Copy out the data below, swapping every occurrence of "y-tick-label" for "vertical-tick" and leaving all else untouched.
--- START Records for the task ---
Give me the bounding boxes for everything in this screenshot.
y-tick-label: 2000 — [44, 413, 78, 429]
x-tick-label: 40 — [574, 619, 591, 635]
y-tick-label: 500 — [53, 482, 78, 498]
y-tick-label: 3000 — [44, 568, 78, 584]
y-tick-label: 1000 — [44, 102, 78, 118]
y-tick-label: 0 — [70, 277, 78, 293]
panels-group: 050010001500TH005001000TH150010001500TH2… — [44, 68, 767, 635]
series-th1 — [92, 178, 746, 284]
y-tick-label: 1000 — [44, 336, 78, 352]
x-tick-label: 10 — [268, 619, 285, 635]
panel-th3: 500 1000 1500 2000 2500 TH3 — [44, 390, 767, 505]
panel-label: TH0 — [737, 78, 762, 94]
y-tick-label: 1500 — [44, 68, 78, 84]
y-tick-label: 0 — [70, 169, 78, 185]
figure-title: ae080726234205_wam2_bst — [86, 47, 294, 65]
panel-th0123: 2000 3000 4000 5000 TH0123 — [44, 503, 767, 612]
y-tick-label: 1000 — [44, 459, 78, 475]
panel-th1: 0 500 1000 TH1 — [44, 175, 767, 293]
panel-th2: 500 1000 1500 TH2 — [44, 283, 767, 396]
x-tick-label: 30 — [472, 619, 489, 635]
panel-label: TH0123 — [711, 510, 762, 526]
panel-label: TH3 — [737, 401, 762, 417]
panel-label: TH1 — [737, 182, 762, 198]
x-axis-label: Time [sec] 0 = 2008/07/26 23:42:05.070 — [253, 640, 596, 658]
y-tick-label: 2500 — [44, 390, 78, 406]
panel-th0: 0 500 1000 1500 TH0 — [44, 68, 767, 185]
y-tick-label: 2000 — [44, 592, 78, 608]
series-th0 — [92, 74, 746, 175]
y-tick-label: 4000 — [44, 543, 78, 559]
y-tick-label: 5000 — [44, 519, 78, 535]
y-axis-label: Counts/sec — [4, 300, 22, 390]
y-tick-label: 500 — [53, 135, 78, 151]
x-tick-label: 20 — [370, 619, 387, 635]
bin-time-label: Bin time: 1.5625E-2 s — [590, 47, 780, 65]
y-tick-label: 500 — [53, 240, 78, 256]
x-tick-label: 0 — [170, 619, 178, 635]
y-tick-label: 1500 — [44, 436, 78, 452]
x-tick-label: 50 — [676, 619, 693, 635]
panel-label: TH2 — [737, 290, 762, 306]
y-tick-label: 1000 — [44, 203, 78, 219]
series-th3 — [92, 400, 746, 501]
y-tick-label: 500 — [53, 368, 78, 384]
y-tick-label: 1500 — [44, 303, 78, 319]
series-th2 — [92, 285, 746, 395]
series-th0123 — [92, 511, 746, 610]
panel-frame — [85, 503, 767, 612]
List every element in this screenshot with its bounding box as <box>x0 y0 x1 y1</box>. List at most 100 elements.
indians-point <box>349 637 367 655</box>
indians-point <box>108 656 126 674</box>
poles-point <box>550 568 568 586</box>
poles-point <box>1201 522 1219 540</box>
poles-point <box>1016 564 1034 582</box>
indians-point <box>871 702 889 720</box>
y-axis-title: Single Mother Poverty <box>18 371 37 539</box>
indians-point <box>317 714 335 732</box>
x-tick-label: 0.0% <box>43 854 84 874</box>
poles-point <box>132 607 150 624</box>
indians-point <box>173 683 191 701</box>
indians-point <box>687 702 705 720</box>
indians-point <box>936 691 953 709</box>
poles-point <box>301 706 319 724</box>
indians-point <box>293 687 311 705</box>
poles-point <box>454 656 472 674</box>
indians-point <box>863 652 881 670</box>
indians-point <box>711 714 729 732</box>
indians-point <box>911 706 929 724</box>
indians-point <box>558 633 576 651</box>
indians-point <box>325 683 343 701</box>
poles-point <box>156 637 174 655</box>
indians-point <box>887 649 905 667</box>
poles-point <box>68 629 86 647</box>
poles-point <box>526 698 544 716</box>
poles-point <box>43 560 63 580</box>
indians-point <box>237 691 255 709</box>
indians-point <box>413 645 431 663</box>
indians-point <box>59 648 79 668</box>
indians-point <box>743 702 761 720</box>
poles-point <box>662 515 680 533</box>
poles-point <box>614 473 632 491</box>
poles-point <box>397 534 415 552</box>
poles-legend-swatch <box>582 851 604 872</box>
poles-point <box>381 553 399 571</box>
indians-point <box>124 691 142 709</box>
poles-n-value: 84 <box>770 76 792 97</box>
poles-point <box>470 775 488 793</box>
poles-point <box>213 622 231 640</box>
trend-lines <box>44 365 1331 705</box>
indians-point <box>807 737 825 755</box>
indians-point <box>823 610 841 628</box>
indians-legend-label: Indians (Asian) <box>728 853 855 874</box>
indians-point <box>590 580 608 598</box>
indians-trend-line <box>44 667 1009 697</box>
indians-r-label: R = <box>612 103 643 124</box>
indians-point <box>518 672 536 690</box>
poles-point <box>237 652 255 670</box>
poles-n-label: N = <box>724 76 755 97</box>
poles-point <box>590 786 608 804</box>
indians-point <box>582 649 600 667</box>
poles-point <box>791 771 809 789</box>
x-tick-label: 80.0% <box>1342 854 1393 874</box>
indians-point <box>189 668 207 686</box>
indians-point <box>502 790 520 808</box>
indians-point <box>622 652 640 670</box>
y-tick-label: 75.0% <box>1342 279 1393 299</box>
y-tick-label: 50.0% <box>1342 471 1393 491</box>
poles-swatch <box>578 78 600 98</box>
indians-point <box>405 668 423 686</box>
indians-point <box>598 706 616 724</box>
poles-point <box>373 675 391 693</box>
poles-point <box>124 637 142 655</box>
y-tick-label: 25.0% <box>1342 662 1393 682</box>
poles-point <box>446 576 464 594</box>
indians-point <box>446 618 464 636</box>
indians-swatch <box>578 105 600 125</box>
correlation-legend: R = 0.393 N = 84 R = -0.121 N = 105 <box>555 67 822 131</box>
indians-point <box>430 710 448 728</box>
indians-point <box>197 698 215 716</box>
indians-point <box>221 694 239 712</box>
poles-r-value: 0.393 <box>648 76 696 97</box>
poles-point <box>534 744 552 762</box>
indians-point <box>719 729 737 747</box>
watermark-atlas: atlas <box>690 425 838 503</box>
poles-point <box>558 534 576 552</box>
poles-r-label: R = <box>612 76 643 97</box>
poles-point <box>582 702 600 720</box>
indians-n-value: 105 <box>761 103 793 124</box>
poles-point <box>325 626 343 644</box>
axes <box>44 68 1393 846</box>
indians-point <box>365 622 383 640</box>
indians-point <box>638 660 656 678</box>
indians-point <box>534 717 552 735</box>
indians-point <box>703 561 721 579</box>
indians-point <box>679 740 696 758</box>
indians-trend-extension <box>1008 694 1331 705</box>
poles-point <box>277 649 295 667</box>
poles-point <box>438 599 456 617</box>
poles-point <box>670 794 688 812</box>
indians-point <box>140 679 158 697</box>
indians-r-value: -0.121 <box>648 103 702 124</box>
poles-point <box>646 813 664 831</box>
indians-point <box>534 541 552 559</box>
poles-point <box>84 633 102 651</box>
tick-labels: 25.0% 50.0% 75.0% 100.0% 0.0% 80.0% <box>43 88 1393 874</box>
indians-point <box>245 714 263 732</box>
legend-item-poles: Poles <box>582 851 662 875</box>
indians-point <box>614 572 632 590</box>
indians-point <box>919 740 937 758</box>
--- END Records for the task ---
* _Completed task_:
Give me the bounding boxes for everything in this screenshot.
vertical-tick: 2000 — [44, 413, 78, 429]
x-tick-label: 40 — [574, 619, 591, 635]
vertical-tick: 500 — [53, 482, 78, 498]
vertical-tick: 3000 — [44, 568, 78, 584]
vertical-tick: 1000 — [44, 102, 78, 118]
vertical-tick: 0 — [70, 277, 78, 293]
panels-group: 050010001500TH005001000TH150010001500TH2… — [44, 68, 767, 635]
series-th1 — [92, 178, 746, 284]
vertical-tick: 1000 — [44, 336, 78, 352]
x-tick-label: 10 — [268, 619, 285, 635]
panel-th3: 500 1000 1500 2000 2500 TH3 — [44, 390, 767, 505]
panel-label: TH0 — [737, 78, 762, 94]
vertical-tick: 1500 — [44, 68, 78, 84]
vertical-tick: 0 — [70, 169, 78, 185]
figure-title: ae080726234205_wam2_bst — [86, 47, 294, 65]
panel-th0123: 2000 3000 4000 5000 TH0123 — [44, 503, 767, 612]
vertical-tick: 1000 — [44, 459, 78, 475]
panel-th1: 0 500 1000 TH1 — [44, 175, 767, 293]
panel-th2: 500 1000 1500 TH2 — [44, 283, 767, 396]
x-tick-label: 30 — [472, 619, 489, 635]
panel-label: TH0123 — [711, 510, 762, 526]
panel-label: TH3 — [737, 401, 762, 417]
panel-label: TH1 — [737, 182, 762, 198]
x-axis-label: Time [sec] 0 = 2008/07/26 23:42:05.070 — [253, 640, 596, 658]
vertical-tick: 2500 — [44, 390, 78, 406]
panel-th0: 0 500 1000 1500 TH0 — [44, 68, 767, 185]
vertical-tick: 2000 — [44, 592, 78, 608]
series-th0 — [92, 74, 746, 175]
vertical-tick: 4000 — [44, 543, 78, 559]
vertical-tick: 5000 — [44, 519, 78, 535]
y-axis-label: Counts/sec — [4, 300, 22, 390]
vertical-tick: 500 — [53, 135, 78, 151]
x-tick-label: 20 — [370, 619, 387, 635]
bin-time-label: Bin time: 1.5625E-2 s — [590, 47, 780, 65]
vertical-tick: 500 — [53, 240, 78, 256]
x-tick-label: 0 — [170, 619, 178, 635]
vertical-tick: 1500 — [44, 436, 78, 452]
x-tick-label: 50 — [676, 619, 693, 635]
panel-label: TH2 — [737, 290, 762, 306]
vertical-tick: 1000 — [44, 203, 78, 219]
series-th3 — [92, 400, 746, 501]
vertical-tick: 500 — [53, 368, 78, 384]
vertical-tick: 1500 — [44, 303, 78, 319]
series-th2 — [92, 285, 746, 395]
series-th0123 — [92, 511, 746, 610]
panel-frame — [85, 503, 767, 612]
List every element in this screenshot with its bounding box as <box>x0 y0 x1 y1</box>. List at most 100 elements.
indians-point <box>349 637 367 655</box>
indians-point <box>108 656 126 674</box>
poles-point <box>550 568 568 586</box>
poles-point <box>1201 522 1219 540</box>
poles-point <box>1016 564 1034 582</box>
indians-point <box>871 702 889 720</box>
y-axis-title: Single Mother Poverty <box>18 371 37 539</box>
indians-point <box>317 714 335 732</box>
x-tick-label: 0.0% <box>43 854 84 874</box>
poles-point <box>132 607 150 624</box>
indians-point <box>173 683 191 701</box>
indians-point <box>687 702 705 720</box>
indians-point <box>936 691 953 709</box>
poles-point <box>301 706 319 724</box>
indians-point <box>293 687 311 705</box>
poles-point <box>454 656 472 674</box>
indians-point <box>863 652 881 670</box>
indians-point <box>711 714 729 732</box>
indians-point <box>911 706 929 724</box>
indians-point <box>558 633 576 651</box>
indians-point <box>325 683 343 701</box>
poles-point <box>156 637 174 655</box>
indians-point <box>887 649 905 667</box>
poles-point <box>68 629 86 647</box>
poles-point <box>526 698 544 716</box>
poles-point <box>43 560 63 580</box>
indians-point <box>237 691 255 709</box>
indians-point <box>413 645 431 663</box>
indians-point <box>59 648 79 668</box>
indians-point <box>743 702 761 720</box>
poles-point <box>662 515 680 533</box>
poles-point <box>614 473 632 491</box>
poles-point <box>397 534 415 552</box>
poles-legend-swatch <box>582 851 604 872</box>
poles-point <box>381 553 399 571</box>
indians-point <box>124 691 142 709</box>
poles-n-value: 84 <box>770 76 792 97</box>
poles-point <box>470 775 488 793</box>
poles-point <box>213 622 231 640</box>
trend-lines <box>44 365 1331 705</box>
indians-point <box>807 737 825 755</box>
indians-point <box>823 610 841 628</box>
indians-legend-label: Indians (Asian) <box>728 853 855 874</box>
indians-point <box>590 580 608 598</box>
indians-trend-line <box>44 667 1009 697</box>
indians-r-label: R = <box>612 103 643 124</box>
indians-point <box>518 672 536 690</box>
poles-point <box>237 652 255 670</box>
poles-n-label: N = <box>724 76 755 97</box>
poles-point <box>590 786 608 804</box>
indians-point <box>582 649 600 667</box>
poles-point <box>791 771 809 789</box>
x-tick-label: 80.0% <box>1342 854 1393 874</box>
indians-point <box>189 668 207 686</box>
indians-point <box>502 790 520 808</box>
indians-point <box>622 652 640 670</box>
vertical-tick: 75.0% <box>1342 279 1393 299</box>
vertical-tick: 50.0% <box>1342 471 1393 491</box>
poles-swatch <box>578 78 600 98</box>
indians-point <box>405 668 423 686</box>
indians-point <box>598 706 616 724</box>
poles-point <box>373 675 391 693</box>
poles-point <box>124 637 142 655</box>
vertical-tick: 25.0% <box>1342 662 1393 682</box>
poles-point <box>446 576 464 594</box>
indians-point <box>446 618 464 636</box>
indians-swatch <box>578 105 600 125</box>
correlation-legend: R = 0.393 N = 84 R = -0.121 N = 105 <box>555 67 822 131</box>
indians-point <box>430 710 448 728</box>
indians-point <box>197 698 215 716</box>
indians-point <box>221 694 239 712</box>
poles-r-value: 0.393 <box>648 76 696 97</box>
poles-point <box>534 744 552 762</box>
indians-point <box>719 729 737 747</box>
watermark-atlas: atlas <box>690 425 838 503</box>
poles-point <box>558 534 576 552</box>
poles-r-label: R = <box>612 76 643 97</box>
poles-point <box>582 702 600 720</box>
indians-n-value: 105 <box>761 103 793 124</box>
poles-point <box>325 626 343 644</box>
axes <box>44 68 1393 846</box>
indians-point <box>365 622 383 640</box>
indians-point <box>638 660 656 678</box>
indians-point <box>534 717 552 735</box>
indians-point <box>703 561 721 579</box>
indians-point <box>679 740 696 758</box>
indians-trend-extension <box>1008 694 1331 705</box>
poles-point <box>277 649 295 667</box>
poles-point <box>438 599 456 617</box>
poles-point <box>670 794 688 812</box>
indians-point <box>140 679 158 697</box>
indians-r-value: -0.121 <box>648 103 702 124</box>
poles-point <box>646 813 664 831</box>
indians-point <box>534 541 552 559</box>
poles-point <box>84 633 102 651</box>
tick-labels: 25.0% 50.0% 75.0% 100.0% 0.0% 80.0% <box>43 88 1393 874</box>
indians-point <box>245 714 263 732</box>
legend-item-poles: Poles <box>582 851 662 875</box>
indians-point <box>614 572 632 590</box>
indians-point <box>919 740 937 758</box>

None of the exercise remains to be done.